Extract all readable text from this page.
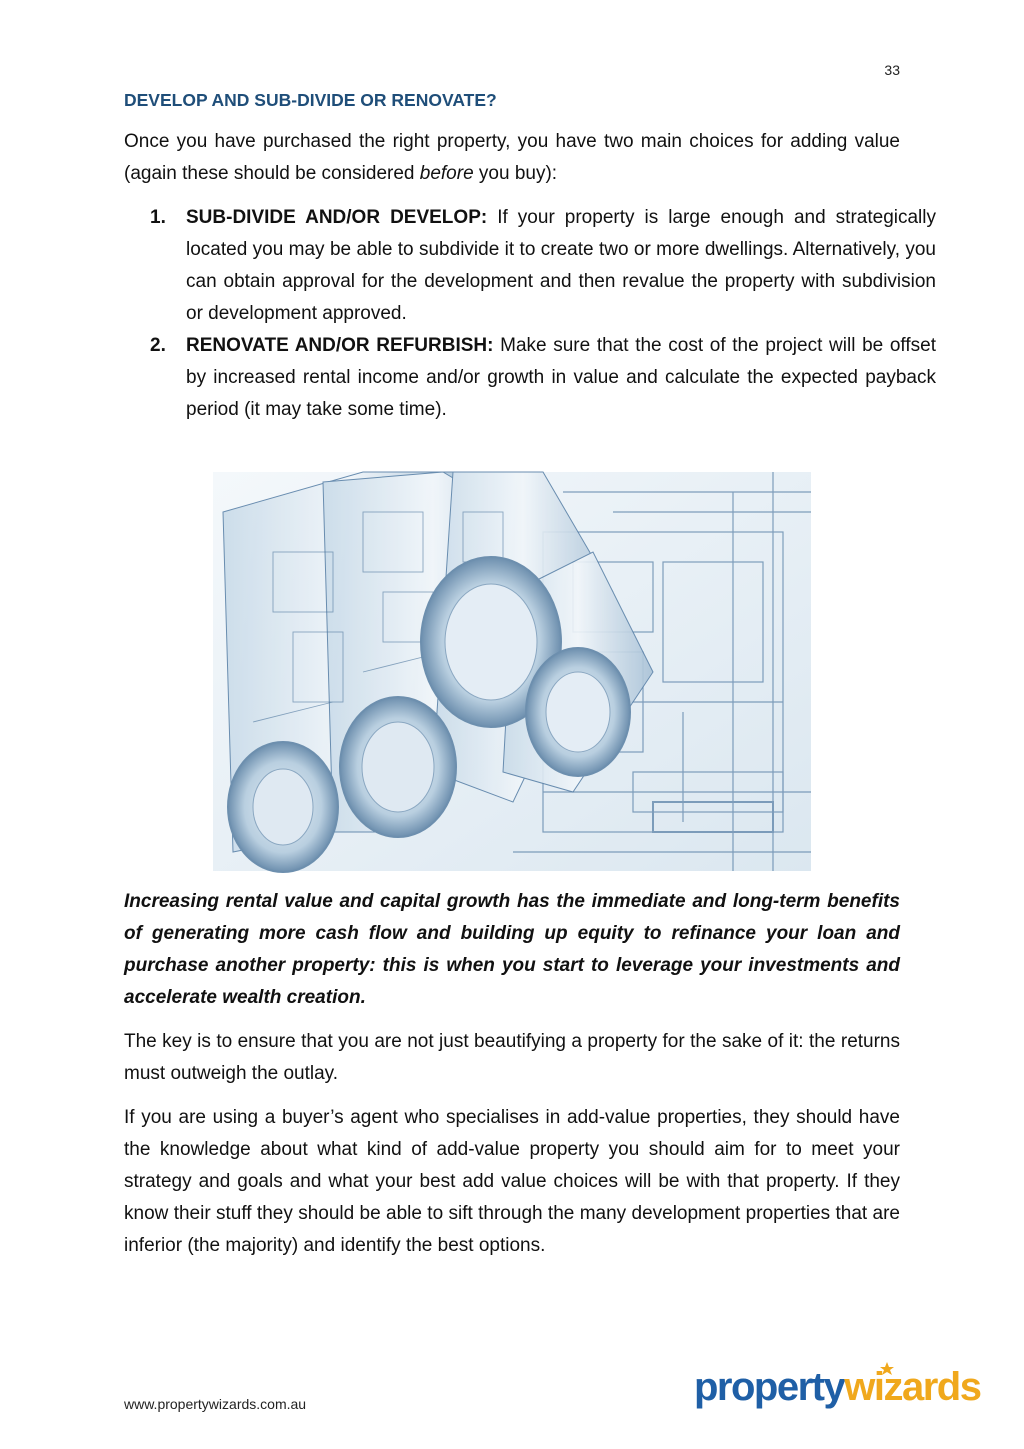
33
DEVELOP AND SUB-DIVIDE OR RENOVATE?

Once you have purchased the right property, you have two main choices for adding value (again these should be considered before you buy):

1. SUB-DIVIDE AND/OR DEVELOP: If your property is large enough and strategically located you may be able to subdivide it to create two or more dwellings. Alternatively, you can obtain approval for the development and then revalue the property with subdivision or development approved.
2. RENOVATE AND/OR REFURBISH: Make sure that the cost of the project will be offset by increased rental income and/or growth in value and calculate the expected payback period (it may take some time).

Increasing rental value and capital growth has the immediate and long-term benefits of generating more cash flow and building up equity to refinance your loan and purchase another property: this is when you start to leverage your investments and accelerate wealth creation.

The key is to ensure that you are not just beautifying a property for the sake of it: the returns must outweigh the outlay.

If you are using a buyer’s agent who specialises in add-value properties, they should have the knowledge about what kind of add-value property you should aim for to meet your strategy and goals and what your best add value choices will be with that property. If they know their stuff they should be able to sift through the many development properties that are inferior (the majority) and identify the best options.

www.propertywizards.com.au	propertywizards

================

Reproduce each line holding the word "development".

→ **Solution to the problem**
1. SUB-DIVIDE AND/OR DEVELOP: If your property is large enough and strategically located you may be able to subdivide it to create two or more dwellings. Alternatively, you can obtain approval for the development and then revalue the property with subdivision or development approved.
If you are using a buyer’s agent who specialises in add-value properties, they should have the knowledge about what kind of add-value property you should aim for to meet your strategy and goals and what your best add value choices will be with that property. If they know their stuff they should be able to sift through the many development properties that are inferior (the majority) and identify the best options.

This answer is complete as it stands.